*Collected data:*
____________________

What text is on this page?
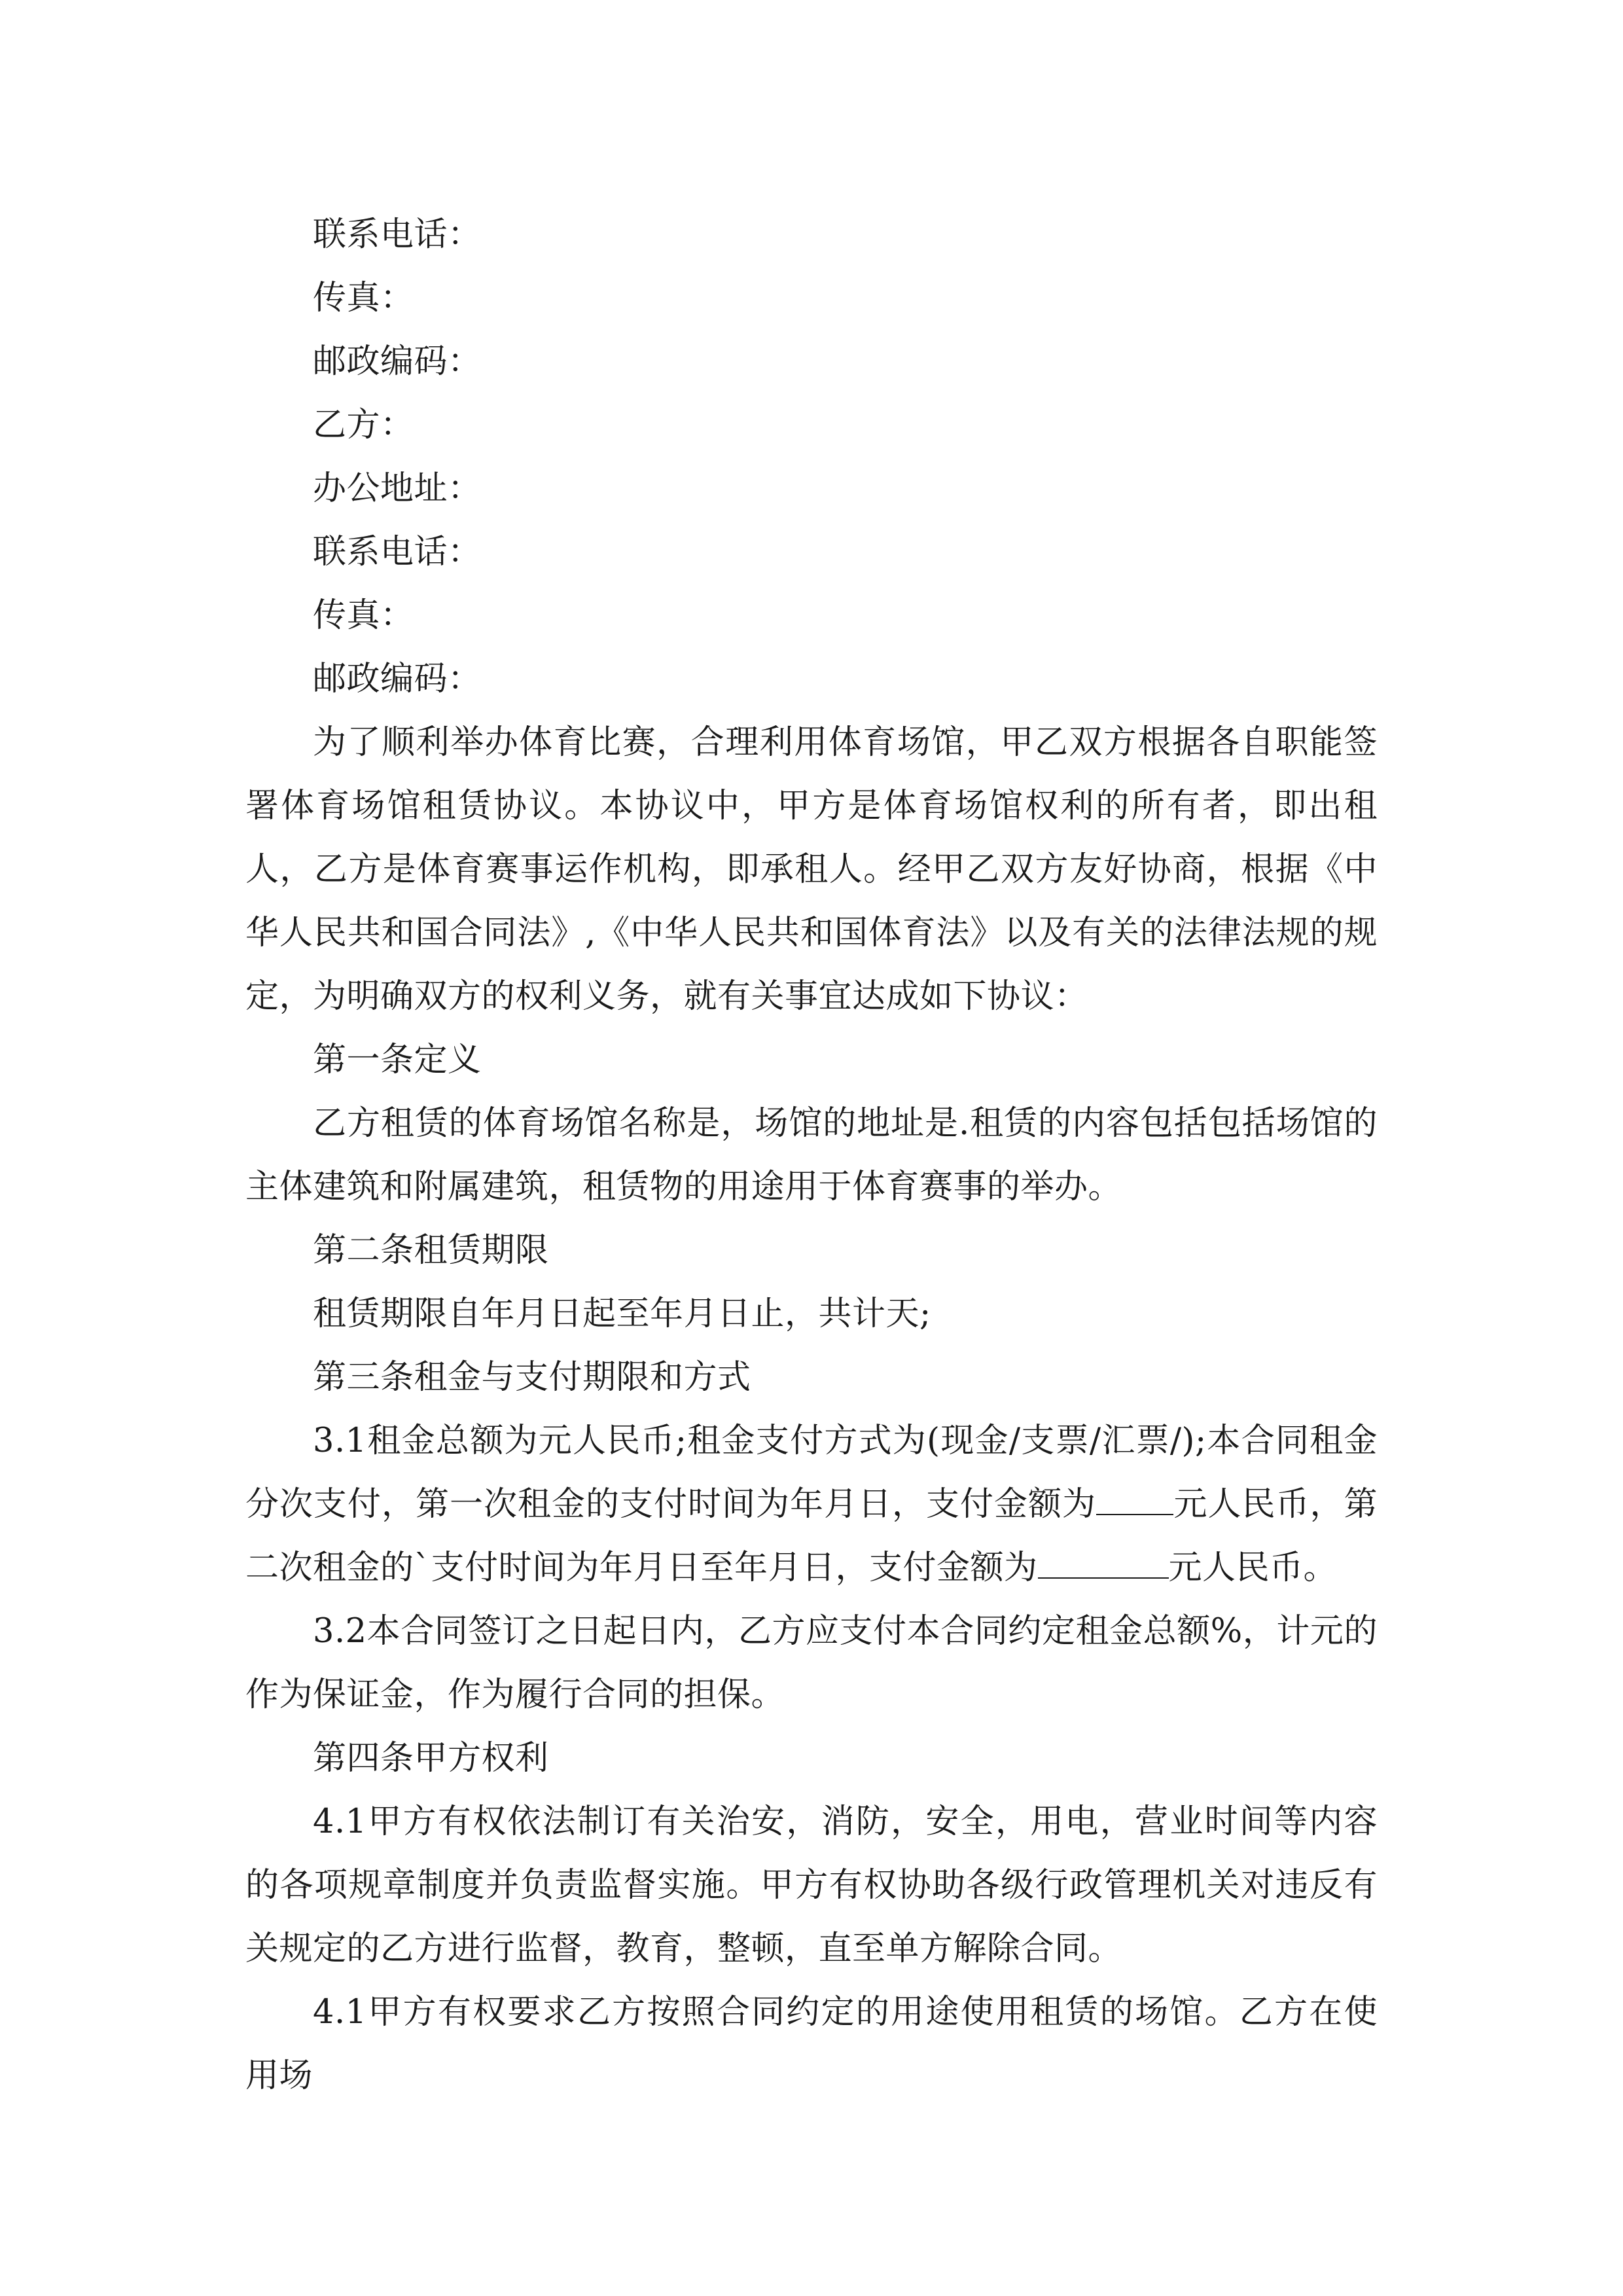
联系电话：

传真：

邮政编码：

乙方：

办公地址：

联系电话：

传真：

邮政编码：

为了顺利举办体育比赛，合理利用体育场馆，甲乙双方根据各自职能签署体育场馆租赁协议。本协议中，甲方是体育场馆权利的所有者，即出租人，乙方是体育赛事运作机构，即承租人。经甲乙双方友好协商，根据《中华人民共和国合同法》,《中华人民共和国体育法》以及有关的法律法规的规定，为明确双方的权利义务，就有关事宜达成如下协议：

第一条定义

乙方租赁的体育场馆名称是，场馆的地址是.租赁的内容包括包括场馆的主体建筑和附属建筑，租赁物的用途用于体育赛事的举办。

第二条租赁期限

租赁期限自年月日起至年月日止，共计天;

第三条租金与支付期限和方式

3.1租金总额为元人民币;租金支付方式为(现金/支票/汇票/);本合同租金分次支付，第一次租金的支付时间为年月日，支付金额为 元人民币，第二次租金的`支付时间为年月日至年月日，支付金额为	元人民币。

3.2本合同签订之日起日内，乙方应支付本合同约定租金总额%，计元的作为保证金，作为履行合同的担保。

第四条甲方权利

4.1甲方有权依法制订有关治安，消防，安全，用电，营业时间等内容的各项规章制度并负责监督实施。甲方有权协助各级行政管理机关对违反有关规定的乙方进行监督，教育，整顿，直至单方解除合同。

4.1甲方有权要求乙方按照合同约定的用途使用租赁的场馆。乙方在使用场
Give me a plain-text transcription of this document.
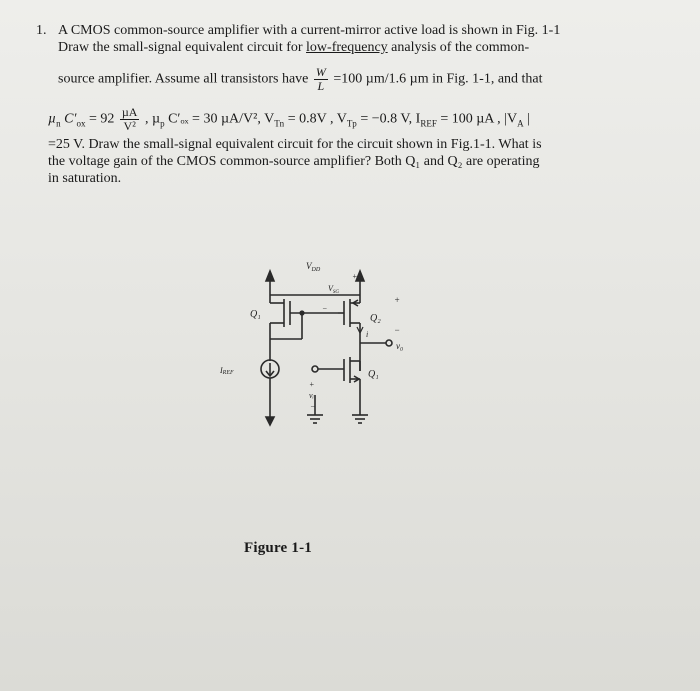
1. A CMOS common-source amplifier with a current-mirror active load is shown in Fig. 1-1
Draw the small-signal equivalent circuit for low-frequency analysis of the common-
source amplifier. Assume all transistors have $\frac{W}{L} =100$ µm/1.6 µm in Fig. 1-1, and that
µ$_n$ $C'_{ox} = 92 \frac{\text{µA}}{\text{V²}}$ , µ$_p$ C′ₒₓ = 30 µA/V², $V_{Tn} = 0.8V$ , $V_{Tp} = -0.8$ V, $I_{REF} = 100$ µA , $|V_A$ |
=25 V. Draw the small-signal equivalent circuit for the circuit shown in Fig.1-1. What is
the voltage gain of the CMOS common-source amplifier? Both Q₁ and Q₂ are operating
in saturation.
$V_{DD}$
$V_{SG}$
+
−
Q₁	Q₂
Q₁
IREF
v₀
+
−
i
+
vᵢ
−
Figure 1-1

____________________

*Requirements:* Make an exact reproduction of the listing above, without any pictures.

*Finished exercise:*
What text is on this page?
联系电话：

传真：

邮政编码：

乙方：

办公地址：

联系电话：

传真：

邮政编码：

为了顺利举办体育比赛，合理利用体育场馆，甲乙双方根据各自职能签署体育场馆租赁协议。本协议中，甲方是体育场馆权利的所有者，即出租人，乙方是体育赛事运作机构，即承租人。经甲乙双方友好协商，根据《中华人民共和国合同法》,《中华人民共和国体育法》以及有关的法律法规的规定，为明确双方的权利义务，就有关事宜达成如下协议：

第一条定义

乙方租赁的体育场馆名称是，场馆的地址是.租赁的内容包括包括场馆的主体建筑和附属建筑，租赁物的用途用于体育赛事的举办。

第二条租赁期限

租赁期限自年月日起至年月日止，共计天;

第三条租金与支付期限和方式

3.1租金总额为元人民币;租金支付方式为(现金/支票/汇票/);本合同租金分次支付，第一次租金的支付时间为年月日，支付金额为 元人民币，第二次租金的`支付时间为年月日至年月日，支付金额为	元人民币。

3.2本合同签订之日起日内，乙方应支付本合同约定租金总额%，计元的作为保证金，作为履行合同的担保。

第四条甲方权利

4.1甲方有权依法制订有关治安，消防，安全，用电，营业时间等内容的各项规章制度并负责监督实施。甲方有权协助各级行政管理机关对违反有关规定的乙方进行监督，教育，整顿，直至单方解除合同。

4.1甲方有权要求乙方按照合同约定的用途使用租赁的场馆。乙方在使用场
Give me a plain-text transcription of this document.
1. A CMOS common-source amplifier with a current-mirror active load is shown in Fig. 1-1
Draw the small-signal equivalent circuit for low-frequency analysis of the common-
source amplifier. Assume all transistors have $\frac{W}{L} =100$ µm/1.6 µm in Fig. 1-1, and that
µ$_n$ $C'_{ox} = 92 \frac{\text{µA}}{\text{V²}}$ , µ$_p$ C′ₒₓ = 30 µA/V², $V_{Tn} = 0.8V$ , $V_{Tp} = -0.8$ V, $I_{REF} = 100$ µA , $|V_A$ |
=25 V. Draw the small-signal equivalent circuit for the circuit shown in Fig.1-1. What is
the voltage gain of the CMOS common-source amplifier? Both Q₁ and Q₂ are operating
in saturation.
$V_{DD}$
$V_{SG}$
+
−
Q₁	Q₂
Q₁
IREF
v₀
+
−
i
+
vᵢ
−
Figure 1-1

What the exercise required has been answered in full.